▶ **Given data**:
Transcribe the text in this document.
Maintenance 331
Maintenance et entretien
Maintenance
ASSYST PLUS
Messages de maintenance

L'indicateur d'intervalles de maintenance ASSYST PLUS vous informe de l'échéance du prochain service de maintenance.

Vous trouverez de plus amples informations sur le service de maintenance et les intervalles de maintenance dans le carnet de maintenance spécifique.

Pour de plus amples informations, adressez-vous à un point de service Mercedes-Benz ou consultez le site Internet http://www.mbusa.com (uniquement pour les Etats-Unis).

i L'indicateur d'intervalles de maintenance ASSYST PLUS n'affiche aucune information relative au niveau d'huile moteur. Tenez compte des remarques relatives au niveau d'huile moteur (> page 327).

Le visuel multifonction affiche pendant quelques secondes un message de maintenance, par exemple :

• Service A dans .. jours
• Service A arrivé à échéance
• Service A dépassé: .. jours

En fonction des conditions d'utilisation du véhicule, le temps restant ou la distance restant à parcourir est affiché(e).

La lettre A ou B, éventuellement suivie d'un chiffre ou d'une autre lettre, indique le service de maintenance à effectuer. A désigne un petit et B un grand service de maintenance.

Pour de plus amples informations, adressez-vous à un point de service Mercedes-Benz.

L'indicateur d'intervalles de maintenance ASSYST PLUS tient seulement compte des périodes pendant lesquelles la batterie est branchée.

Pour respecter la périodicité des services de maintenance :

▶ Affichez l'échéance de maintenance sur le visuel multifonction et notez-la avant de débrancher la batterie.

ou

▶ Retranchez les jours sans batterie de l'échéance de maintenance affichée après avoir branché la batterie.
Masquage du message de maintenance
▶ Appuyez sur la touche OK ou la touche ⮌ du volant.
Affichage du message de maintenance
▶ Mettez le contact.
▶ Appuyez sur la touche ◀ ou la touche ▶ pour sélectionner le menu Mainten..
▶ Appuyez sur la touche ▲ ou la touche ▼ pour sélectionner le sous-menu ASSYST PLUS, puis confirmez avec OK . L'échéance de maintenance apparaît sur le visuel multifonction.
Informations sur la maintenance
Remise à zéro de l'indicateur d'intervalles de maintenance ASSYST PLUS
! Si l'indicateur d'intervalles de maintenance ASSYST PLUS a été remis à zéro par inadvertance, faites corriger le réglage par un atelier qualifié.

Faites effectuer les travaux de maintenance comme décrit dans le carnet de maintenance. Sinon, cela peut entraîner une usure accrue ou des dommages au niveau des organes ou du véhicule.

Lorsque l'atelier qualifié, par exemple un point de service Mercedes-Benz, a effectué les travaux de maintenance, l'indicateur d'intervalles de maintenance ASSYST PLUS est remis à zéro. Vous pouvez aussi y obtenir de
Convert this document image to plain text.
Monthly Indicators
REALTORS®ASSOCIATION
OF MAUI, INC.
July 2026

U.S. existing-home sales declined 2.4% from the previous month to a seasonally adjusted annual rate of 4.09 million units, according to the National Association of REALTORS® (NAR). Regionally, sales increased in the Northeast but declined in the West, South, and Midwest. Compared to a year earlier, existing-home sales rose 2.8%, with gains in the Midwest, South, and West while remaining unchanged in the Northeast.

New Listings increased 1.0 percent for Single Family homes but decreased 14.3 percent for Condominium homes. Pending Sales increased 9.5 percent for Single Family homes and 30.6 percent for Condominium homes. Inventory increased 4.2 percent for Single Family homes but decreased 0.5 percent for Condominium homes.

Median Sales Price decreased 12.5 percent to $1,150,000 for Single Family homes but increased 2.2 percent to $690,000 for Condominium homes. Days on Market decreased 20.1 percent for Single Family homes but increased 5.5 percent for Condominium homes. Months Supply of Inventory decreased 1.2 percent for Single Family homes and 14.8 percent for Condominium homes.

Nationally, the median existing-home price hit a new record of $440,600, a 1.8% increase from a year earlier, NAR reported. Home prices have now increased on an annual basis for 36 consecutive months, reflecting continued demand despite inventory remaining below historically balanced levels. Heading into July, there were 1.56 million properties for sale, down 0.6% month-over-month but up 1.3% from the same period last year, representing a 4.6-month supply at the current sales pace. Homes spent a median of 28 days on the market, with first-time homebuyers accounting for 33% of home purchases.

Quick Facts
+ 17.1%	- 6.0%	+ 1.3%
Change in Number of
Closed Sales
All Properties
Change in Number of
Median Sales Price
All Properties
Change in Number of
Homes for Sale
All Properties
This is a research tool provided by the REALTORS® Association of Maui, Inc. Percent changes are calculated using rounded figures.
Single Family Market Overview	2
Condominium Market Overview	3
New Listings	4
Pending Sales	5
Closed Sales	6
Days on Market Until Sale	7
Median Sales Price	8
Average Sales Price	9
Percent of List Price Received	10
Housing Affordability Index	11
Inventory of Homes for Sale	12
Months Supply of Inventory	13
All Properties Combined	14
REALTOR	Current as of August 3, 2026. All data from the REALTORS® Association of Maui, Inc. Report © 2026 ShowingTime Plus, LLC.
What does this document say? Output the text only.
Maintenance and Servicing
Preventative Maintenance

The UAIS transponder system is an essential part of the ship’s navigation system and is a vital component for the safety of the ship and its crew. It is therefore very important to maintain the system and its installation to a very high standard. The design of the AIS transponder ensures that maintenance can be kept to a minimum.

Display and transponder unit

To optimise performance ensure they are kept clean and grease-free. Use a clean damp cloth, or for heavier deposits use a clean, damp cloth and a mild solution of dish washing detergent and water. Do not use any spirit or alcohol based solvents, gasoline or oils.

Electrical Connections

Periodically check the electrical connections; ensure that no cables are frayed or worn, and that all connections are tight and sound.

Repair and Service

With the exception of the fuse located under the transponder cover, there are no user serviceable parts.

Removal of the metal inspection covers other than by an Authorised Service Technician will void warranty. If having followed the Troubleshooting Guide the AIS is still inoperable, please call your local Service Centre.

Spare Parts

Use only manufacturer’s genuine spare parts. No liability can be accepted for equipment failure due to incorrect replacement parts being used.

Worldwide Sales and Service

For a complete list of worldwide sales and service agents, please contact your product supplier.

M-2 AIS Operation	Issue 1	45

▶ **What you are asked to do**: Please return the data above exactly as given.

▶ **Solution to this problem**:
Transcribe the text in this document.
Maintenance 331
Maintenance et entretien
Maintenance
ASSYST PLUS
Messages de maintenance

L'indicateur d'intervalles de maintenance ASSYST PLUS vous informe de l'échéance du prochain service de maintenance.

Vous trouverez de plus amples informations sur le service de maintenance et les intervalles de maintenance dans le carnet de maintenance spécifique.

Pour de plus amples informations, adressez-vous à un point de service Mercedes-Benz ou consultez le site Internet http://www.mbusa.com (uniquement pour les Etats-Unis).

i L'indicateur d'intervalles de maintenance ASSYST PLUS n'affiche aucune information relative au niveau d'huile moteur. Tenez compte des remarques relatives au niveau d'huile moteur (> page 327).

Le visuel multifonction affiche pendant quelques secondes un message de maintenance, par exemple :

• Service A dans .. jours
• Service A arrivé à échéance
• Service A dépassé: .. jours

En fonction des conditions d'utilisation du véhicule, le temps restant ou la distance restant à parcourir est affiché(e).

La lettre A ou B, éventuellement suivie d'un chiffre ou d'une autre lettre, indique le service de maintenance à effectuer. A désigne un petit et B un grand service de maintenance.

Pour de plus amples informations, adressez-vous à un point de service Mercedes-Benz.

L'indicateur d'intervalles de maintenance ASSYST PLUS tient seulement compte des périodes pendant lesquelles la batterie est branchée.

Pour respecter la périodicité des services de maintenance :

▶ Affichez l'échéance de maintenance sur le visuel multifonction et notez-la avant de débrancher la batterie.

ou

▶ Retranchez les jours sans batterie de l'échéance de maintenance affichée après avoir branché la batterie.
Masquage du message de maintenance
▶ Appuyez sur la touche OK ou la touche ⮌ du volant.
Affichage du message de maintenance
▶ Mettez le contact.
▶ Appuyez sur la touche ◀ ou la touche ▶ pour sélectionner le menu Mainten..
▶ Appuyez sur la touche ▲ ou la touche ▼ pour sélectionner le sous-menu ASSYST PLUS, puis confirmez avec OK . L'échéance de maintenance apparaît sur le visuel multifonction.
Informations sur la maintenance
Remise à zéro de l'indicateur d'intervalles de maintenance ASSYST PLUS
! Si l'indicateur d'intervalles de maintenance ASSYST PLUS a été remis à zéro par inadvertance, faites corriger le réglage par un atelier qualifié.

Faites effectuer les travaux de maintenance comme décrit dans le carnet de maintenance. Sinon, cela peut entraîner une usure accrue ou des dommages au niveau des organes ou du véhicule.

Lorsque l'atelier qualifié, par exemple un point de service Mercedes-Benz, a effectué les travaux de maintenance, l'indicateur d'intervalles de maintenance ASSYST PLUS est remis à zéro. Vous pouvez aussi y obtenir de
Convert this document image to plain text.
Monthly Indicators
REALTORS®ASSOCIATION
OF MAUI, INC.
July 2026

U.S. existing-home sales declined 2.4% from the previous month to a seasonally adjusted annual rate of 4.09 million units, according to the National Association of REALTORS® (NAR). Regionally, sales increased in the Northeast but declined in the West, South, and Midwest. Compared to a year earlier, existing-home sales rose 2.8%, with gains in the Midwest, South, and West while remaining unchanged in the Northeast.

New Listings increased 1.0 percent for Single Family homes but decreased 14.3 percent for Condominium homes. Pending Sales increased 9.5 percent for Single Family homes and 30.6 percent for Condominium homes. Inventory increased 4.2 percent for Single Family homes but decreased 0.5 percent for Condominium homes.

Median Sales Price decreased 12.5 percent to $1,150,000 for Single Family homes but increased 2.2 percent to $690,000 for Condominium homes. Days on Market decreased 20.1 percent for Single Family homes but increased 5.5 percent for Condominium homes. Months Supply of Inventory decreased 1.2 percent for Single Family homes and 14.8 percent for Condominium homes.

Nationally, the median existing-home price hit a new record of $440,600, a 1.8% increase from a year earlier, NAR reported. Home prices have now increased on an annual basis for 36 consecutive months, reflecting continued demand despite inventory remaining below historically balanced levels. Heading into July, there were 1.56 million properties for sale, down 0.6% month-over-month but up 1.3% from the same period last year, representing a 4.6-month supply at the current sales pace. Homes spent a median of 28 days on the market, with first-time homebuyers accounting for 33% of home purchases.

Quick Facts
+ 17.1%	- 6.0%	+ 1.3%
Change in Number of
Closed Sales
All Properties
Change in Number of
Median Sales Price
All Properties
Change in Number of
Homes for Sale
All Properties
This is a research tool provided by the REALTORS® Association of Maui, Inc. Percent changes are calculated using rounded figures.
Single Family Market Overview	2
Condominium Market Overview	3
New Listings	4
Pending Sales	5
Closed Sales	6
Days on Market Until Sale	7
Median Sales Price	8
Average Sales Price	9
Percent of List Price Received	10
Housing Affordability Index	11
Inventory of Homes for Sale	12
Months Supply of Inventory	13
All Properties Combined	14
REALTOR	Current as of August 3, 2026. All data from the REALTORS® Association of Maui, Inc. Report © 2026 ShowingTime Plus, LLC.
What does this document say? Output the text only.
Maintenance and Servicing
Preventative Maintenance

The UAIS transponder system is an essential part of the ship’s navigation system and is a vital component for the safety of the ship and its crew. It is therefore very important to maintain the system and its installation to a very high standard. The design of the AIS transponder ensures that maintenance can be kept to a minimum.

Display and transponder unit

To optimise performance ensure they are kept clean and grease-free. Use a clean damp cloth, or for heavier deposits use a clean, damp cloth and a mild solution of dish washing detergent and water. Do not use any spirit or alcohol based solvents, gasoline or oils.

Electrical Connections

Periodically check the electrical connections; ensure that no cables are frayed or worn, and that all connections are tight and sound.

Repair and Service

With the exception of the fuse located under the transponder cover, there are no user serviceable parts.

Removal of the metal inspection covers other than by an Authorised Service Technician will void warranty. If having followed the Troubleshooting Guide the AIS is still inoperable, please call your local Service Centre.

Spare Parts

Use only manufacturer’s genuine spare parts. No liability can be accepted for equipment failure due to incorrect replacement parts being used.

Worldwide Sales and Service

For a complete list of worldwide sales and service agents, please contact your product supplier.

M-2 AIS Operation	Issue 1	45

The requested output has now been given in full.